> [What is expected]: What follows is a set of entries. Give them again exactly, without the pictures.

> [Data in this exercise]:
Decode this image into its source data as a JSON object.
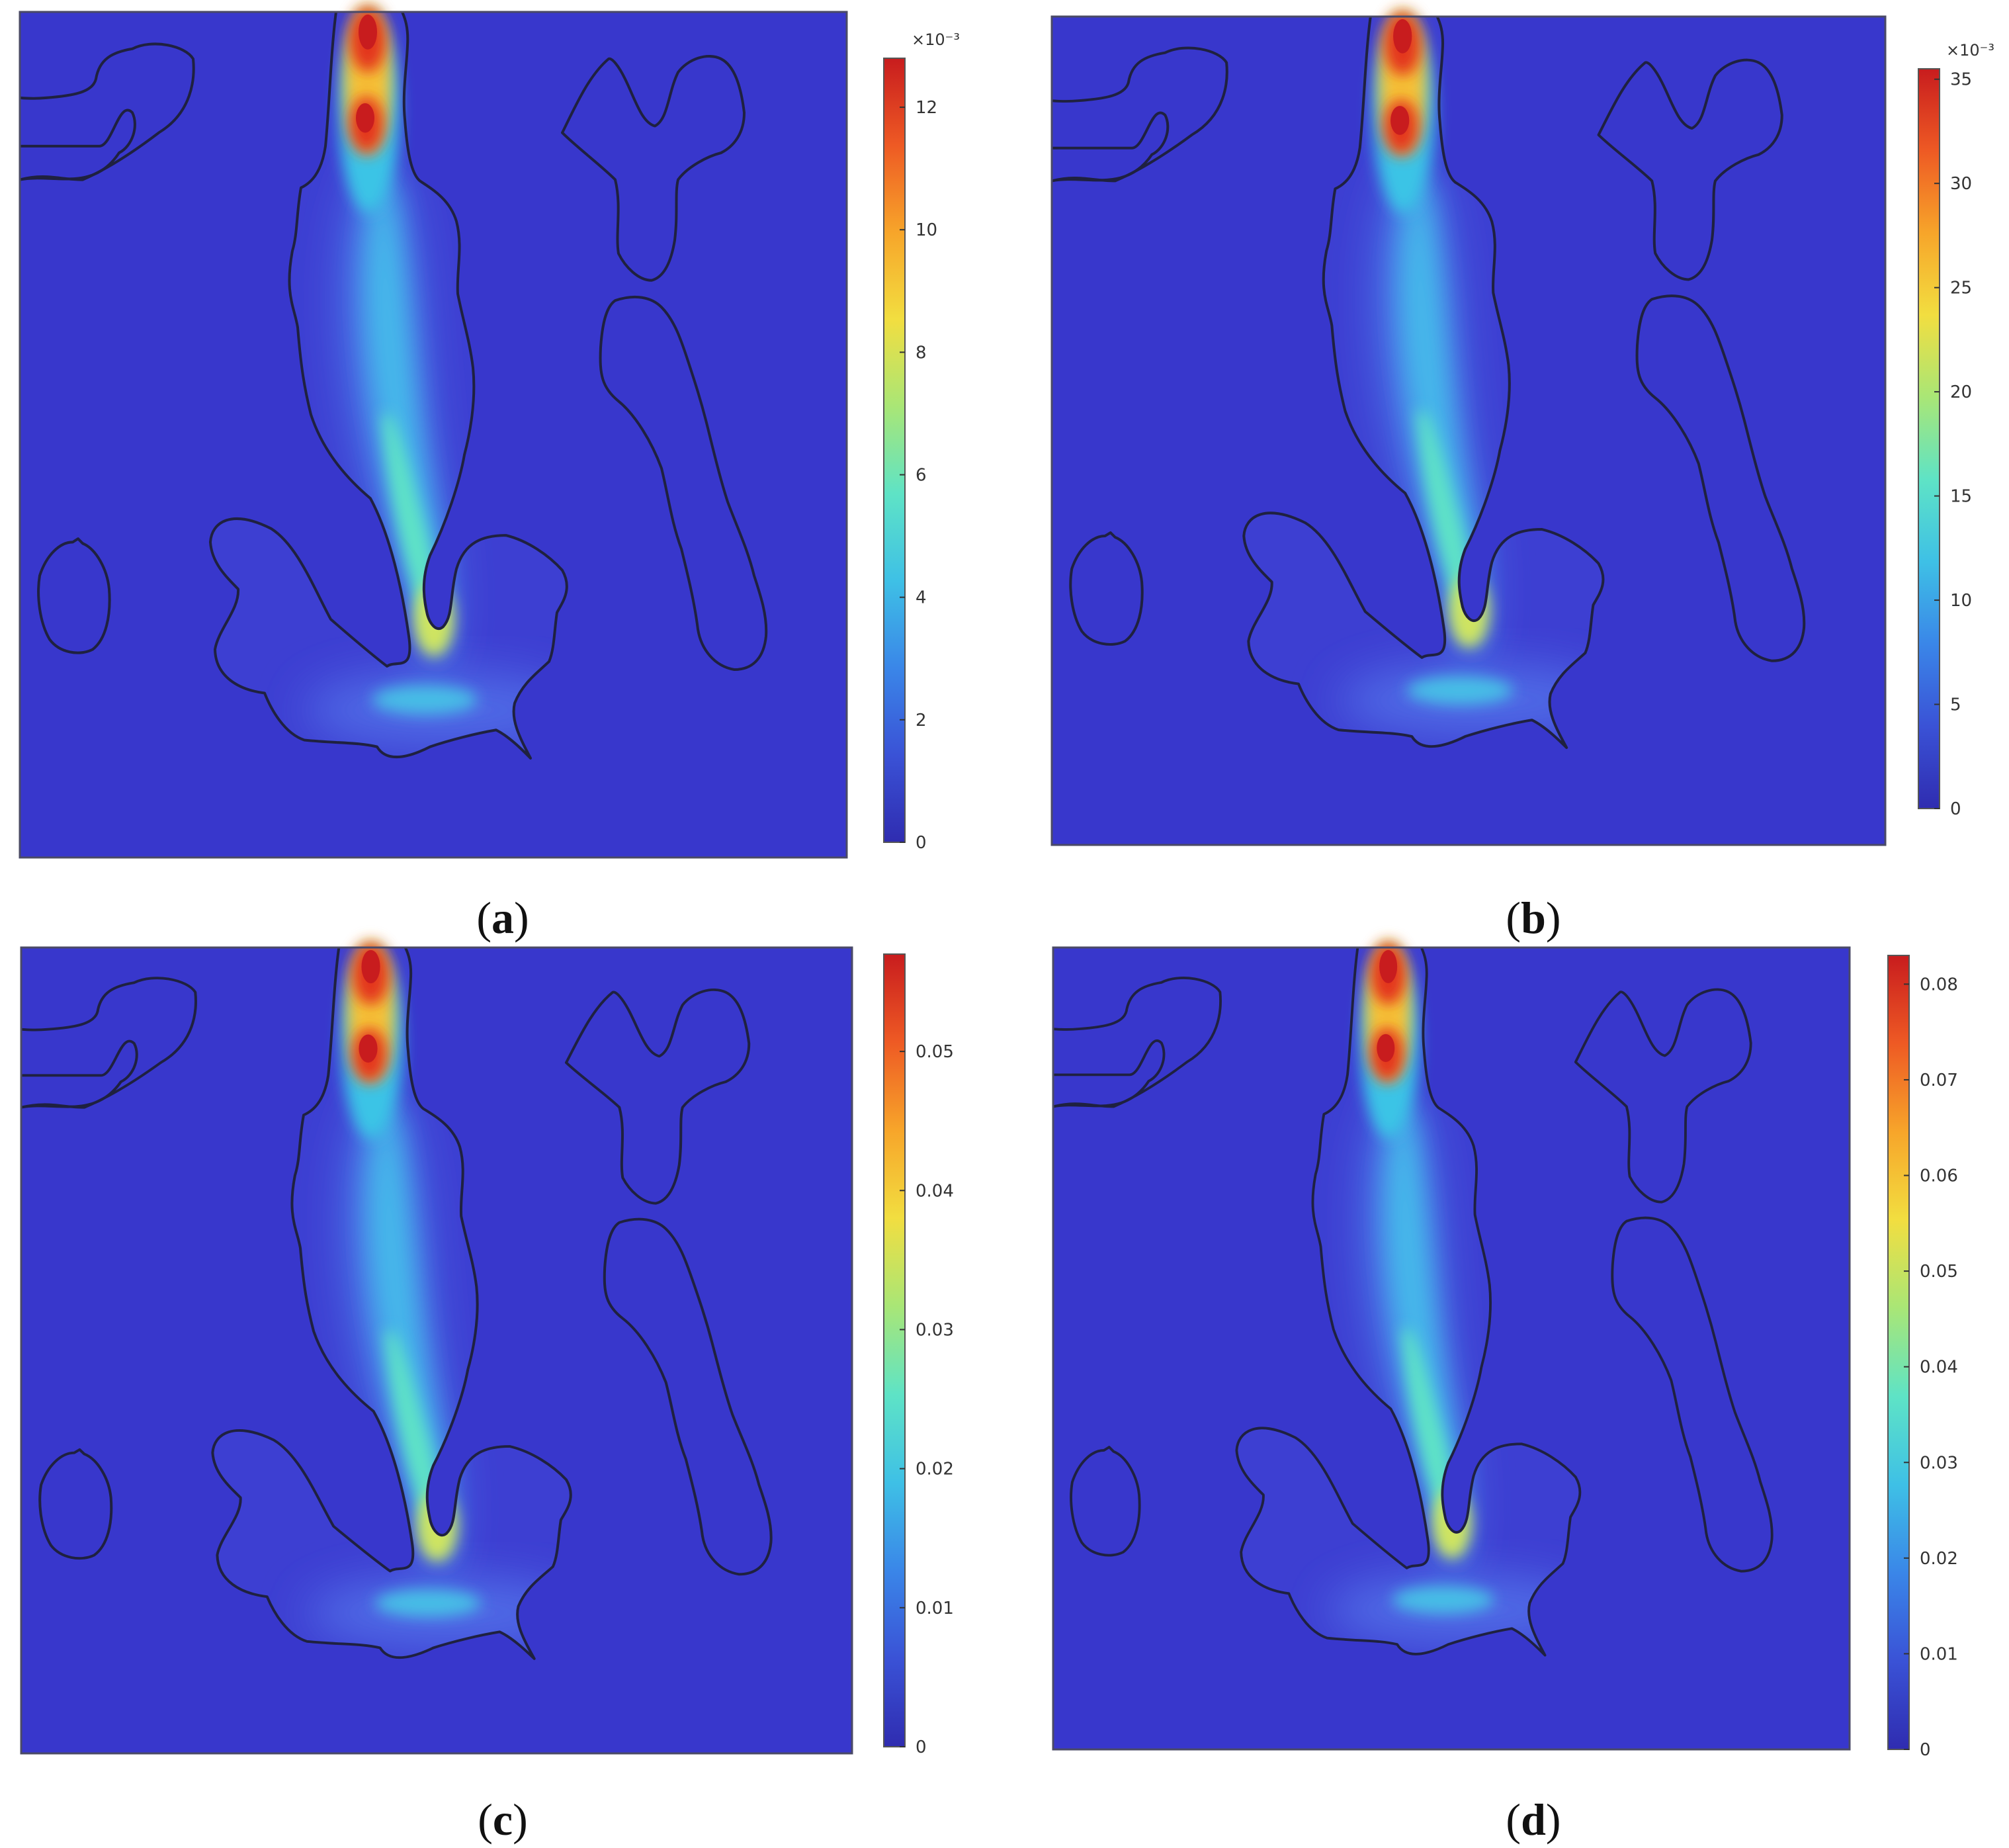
{
  "colormap": [
    "#2f2cb0",
    "#3a52d6",
    "#3a86e8",
    "#3ec0e6",
    "#5ee3c6",
    "#a9e676",
    "#f2de40",
    "#f7a52a",
    "#ee5a24",
    "#c81c1e"
  ],
  "background_color": "#3b39cf",
  "outline_color": "#1f2140",
  "panels": [
    {
      "id": "a",
      "caption_open": "(",
      "caption_letter": "a",
      "caption_close": ")",
      "colorbar": {
        "exponent": "×10⁻³",
        "ticks": [
          "0",
          "2",
          "4",
          "6",
          "8",
          "10",
          "12"
        ],
        "min": 0,
        "max": 12.8
      }
    },
    {
      "id": "b",
      "caption_open": "(",
      "caption_letter": "b",
      "caption_close": ")",
      "colorbar": {
        "exponent": "×10⁻³",
        "ticks": [
          "0",
          "5",
          "10",
          "15",
          "20",
          "25",
          "30",
          "35"
        ],
        "min": 0,
        "max": 35.5
      }
    },
    {
      "id": "c",
      "caption_open": "(",
      "caption_letter": "c",
      "caption_close": ")",
      "colorbar": {
        "exponent": "",
        "ticks": [
          "0",
          "0.01",
          "0.02",
          "0.03",
          "0.04",
          "0.05"
        ],
        "min": 0,
        "max": 0.057
      }
    },
    {
      "id": "d",
      "caption_open": "(",
      "caption_letter": "d",
      "caption_close": ")",
      "colorbar": {
        "exponent": "",
        "ticks": [
          "0",
          "0.01",
          "0.02",
          "0.03",
          "0.04",
          "0.05",
          "0.06",
          "0.07",
          "0.08"
        ],
        "min": 0,
        "max": 0.083
      }
    }
  ]
}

> [Finished exercise]:
Decode this image into its source data as a JSON object.
{
  "colormap": [
    "#2f2cb0",
    "#3a52d6",
    "#3a86e8",
    "#3ec0e6",
    "#5ee3c6",
    "#a9e676",
    "#f2de40",
    "#f7a52a",
    "#ee5a24",
    "#c81c1e"
  ],
  "background_color": "#3b39cf",
  "outline_color": "#1f2140",
  "panels": [
    {
      "id": "a",
      "caption_open": "(",
      "caption_letter": "a",
      "caption_close": ")",
      "colorbar": {
        "exponent": "×10⁻³",
        "ticks": [
          "0",
          "2",
          "4",
          "6",
          "8",
          "10",
          "12"
        ],
        "min": 0,
        "max": 12.8
      }
    },
    {
      "id": "b",
      "caption_open": "(",
      "caption_letter": "b",
      "caption_close": ")",
      "colorbar": {
        "exponent": "×10⁻³",
        "ticks": [
          "0",
          "5",
          "10",
          "15",
          "20",
          "25",
          "30",
          "35"
        ],
        "min": 0,
        "max": 35.5
      }
    },
    {
      "id": "c",
      "caption_open": "(",
      "caption_letter": "c",
      "caption_close": ")",
      "colorbar": {
        "exponent": "",
        "ticks": [
          "0",
          "0.01",
          "0.02",
          "0.03",
          "0.04",
          "0.05"
        ],
        "min": 0,
        "max": 0.057
      }
    },
    {
      "id": "d",
      "caption_open": "(",
      "caption_letter": "d",
      "caption_close": ")",
      "colorbar": {
        "exponent": "",
        "ticks": [
          "0",
          "0.01",
          "0.02",
          "0.03",
          "0.04",
          "0.05",
          "0.06",
          "0.07",
          "0.08"
        ],
        "min": 0,
        "max": 0.083
      }
    }
  ]
}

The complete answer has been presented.